* [DIRECTIONS] Copy, from the entries below, each line where the word "name" can be found.

* [PROVIDED DATA]
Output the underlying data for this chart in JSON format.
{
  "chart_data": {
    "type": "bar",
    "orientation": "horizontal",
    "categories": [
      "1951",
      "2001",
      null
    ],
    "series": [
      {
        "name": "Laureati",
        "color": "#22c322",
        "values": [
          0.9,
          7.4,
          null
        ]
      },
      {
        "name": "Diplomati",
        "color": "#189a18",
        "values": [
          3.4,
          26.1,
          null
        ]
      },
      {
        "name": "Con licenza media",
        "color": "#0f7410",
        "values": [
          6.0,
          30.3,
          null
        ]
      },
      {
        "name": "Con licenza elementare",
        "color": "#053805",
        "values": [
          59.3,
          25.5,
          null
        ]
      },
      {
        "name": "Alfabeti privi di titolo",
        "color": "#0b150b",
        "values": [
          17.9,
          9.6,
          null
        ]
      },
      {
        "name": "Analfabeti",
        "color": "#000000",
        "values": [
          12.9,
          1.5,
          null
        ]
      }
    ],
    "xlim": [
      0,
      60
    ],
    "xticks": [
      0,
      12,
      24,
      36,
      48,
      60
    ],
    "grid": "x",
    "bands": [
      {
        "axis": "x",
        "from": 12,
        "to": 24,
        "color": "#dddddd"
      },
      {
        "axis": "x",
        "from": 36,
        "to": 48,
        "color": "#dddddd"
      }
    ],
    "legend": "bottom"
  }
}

* [RESULT OF THIS TASK]
        "name": "Laureati",
        "name": "Diplomati",
        "name": "Con licenza media",
        "name": "Con licenza elementare",
        "name": "Alfabeti privi di titolo",
        "name": "Analfabeti",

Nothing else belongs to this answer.